EXTRACTED MATERIAL:
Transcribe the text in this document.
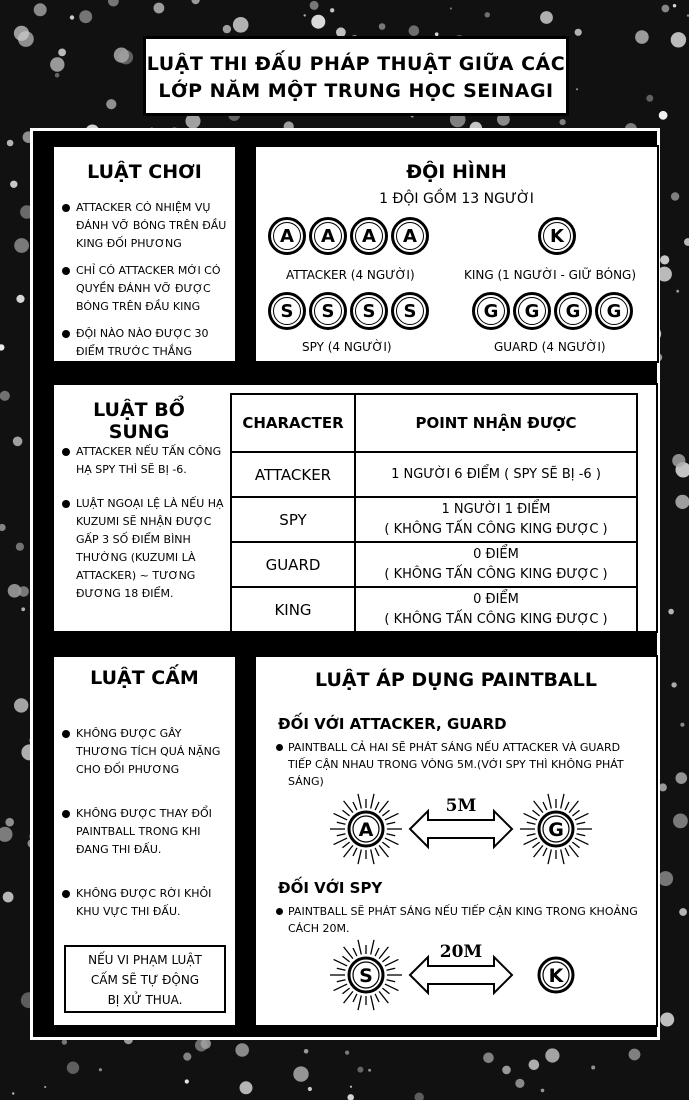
LUẬT THI ĐẤU PHÁP THUẬT GIỮA CÁC
LỚP NĂM MỘT TRUNG HỌC SEINAGI
LUẬT CHƠI
ATTACKER CÓ NHIỆM VỤ ĐÁNH VỠ BÓNG TRÊN ĐẦU KING ĐỐI PHƯƠNG
CHỈ CÓ ATTACKER MỚI CÓ QUYỀN ĐÁNH VỠ ĐƯỢC BÓNG TRÊN ĐẦU KING
ĐỘI NÀO NÀO ĐƯỢC 30 ĐIỂM TRƯỚC THẮNG
ĐỘI HÌNH
1 ĐỘI GỒM 13 NGƯỜI
A	A	A	A	K
ATTACKER (4 NGƯỜI)	KING (1 NGƯỜI - GIỮ BÓNG)
S	S	S	S	G	G	G	G
SPY (4 NGƯỜI)	GUARD (4 NGƯỜI)
LUẬT BỔ SUNG
ATTACKER NẾU TẤN CÔNG HẠ SPY THÌ SẼ BỊ -6.
LUẬT NGOẠI LỆ LÀ NẾU HẠ KUZUMI SẼ NHẬN ĐƯỢC GẤP 3 SỐ ĐIỂM BÌNH THƯỜNG (KUZUMI LÀ ATTACKER) ~ TƯƠNG ĐƯƠNG 18 ĐIỂM.
CHARACTER	POINT NHẬN ĐƯỢC
ATTACKER	1 NGƯỜI 6 ĐIỂM ( SPY SẼ BỊ -6 )

SPY	1 NGƯỜI 1 ĐIỂM
( KHÔNG TẤN CÔNG KING ĐƯỢC )

GUARD	0 ĐIỂM
( KHÔNG TẤN CÔNG KING ĐƯỢC )

KING	0 ĐIỂM
( KHÔNG TẤN CÔNG KING ĐƯỢC )
LUẬT CẤM
KHÔNG ĐƯỢC GÂY THƯƠNG TÍCH QUÁ NẶNG CHO ĐỐI PHƯƠNG
KHÔNG ĐƯỢC THAY ĐỔI PAINTBALL TRONG KHI ĐANG THI ĐẤU.
KHÔNG ĐƯỢC RỜI KHỎI KHU VỰC THI ĐẤU.
NẾU VI PHẠM LUẬT
CẤM SẼ TỰ ĐỘNG
BỊ XỬ THUA.
LUẬT ÁP DỤNG PAINTBALL
ĐỐI VỚI ATTACKER, GUARD
PAINTBALL CẢ HAI SẼ PHÁT SÁNG NẾU ATTACKER VÀ GUARD TIẾP CẬN NHAU TRONG VÒNG 5M.(VỚI SPY THÌ KHÔNG PHÁT SÁNG)
A	G
5M
ĐỐI VỚI SPY
PAINTBALL SẼ PHÁT SÁNG NẾU TIẾP CẬN KING TRONG KHOẢNG CÁCH 20M.
S	K
20M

REQUIREMENT:
Leave out the pictures and copy everything else in the records word for word.

SOLUTION TO THIS PROBLEM:
Transcribe the text in this document.
LUẬT THI ĐẤU PHÁP THUẬT GIỮA CÁC
LỚP NĂM MỘT TRUNG HỌC SEINAGI
LUẬT CHƠI
ATTACKER CÓ NHIỆM VỤ ĐÁNH VỠ BÓNG TRÊN ĐẦU KING ĐỐI PHƯƠNG
CHỈ CÓ ATTACKER MỚI CÓ QUYỀN ĐÁNH VỠ ĐƯỢC BÓNG TRÊN ĐẦU KING
ĐỘI NÀO NÀO ĐƯỢC 30 ĐIỂM TRƯỚC THẮNG
ĐỘI HÌNH
1 ĐỘI GỒM 13 NGƯỜI
A	A	A	A	K
ATTACKER (4 NGƯỜI)	KING (1 NGƯỜI - GIỮ BÓNG)
S	S	S	S	G	G	G	G
SPY (4 NGƯỜI)	GUARD (4 NGƯỜI)
LUẬT BỔ SUNG
ATTACKER NẾU TẤN CÔNG HẠ SPY THÌ SẼ BỊ -6.
LUẬT NGOẠI LỆ LÀ NẾU HẠ KUZUMI SẼ NHẬN ĐƯỢC GẤP 3 SỐ ĐIỂM BÌNH THƯỜNG (KUZUMI LÀ ATTACKER) ~ TƯƠNG ĐƯƠNG 18 ĐIỂM.
CHARACTER	POINT NHẬN ĐƯỢC
ATTACKER	1 NGƯỜI 6 ĐIỂM ( SPY SẼ BỊ -6 )

SPY	1 NGƯỜI 1 ĐIỂM
( KHÔNG TẤN CÔNG KING ĐƯỢC )

GUARD	0 ĐIỂM
( KHÔNG TẤN CÔNG KING ĐƯỢC )

KING	0 ĐIỂM
( KHÔNG TẤN CÔNG KING ĐƯỢC )
LUẬT CẤM
KHÔNG ĐƯỢC GÂY THƯƠNG TÍCH QUÁ NẶNG CHO ĐỐI PHƯƠNG
KHÔNG ĐƯỢC THAY ĐỔI PAINTBALL TRONG KHI ĐANG THI ĐẤU.
KHÔNG ĐƯỢC RỜI KHỎI KHU VỰC THI ĐẤU.
NẾU VI PHẠM LUẬT
CẤM SẼ TỰ ĐỘNG
BỊ XỬ THUA.
LUẬT ÁP DỤNG PAINTBALL
ĐỐI VỚI ATTACKER, GUARD
PAINTBALL CẢ HAI SẼ PHÁT SÁNG NẾU ATTACKER VÀ GUARD TIẾP CẬN NHAU TRONG VÒNG 5M.(VỚI SPY THÌ KHÔNG PHÁT SÁNG)
A	G
5M
ĐỐI VỚI SPY
PAINTBALL SẼ PHÁT SÁNG NẾU TIẾP CẬN KING TRONG KHOẢNG CÁCH 20M.
S	K
20M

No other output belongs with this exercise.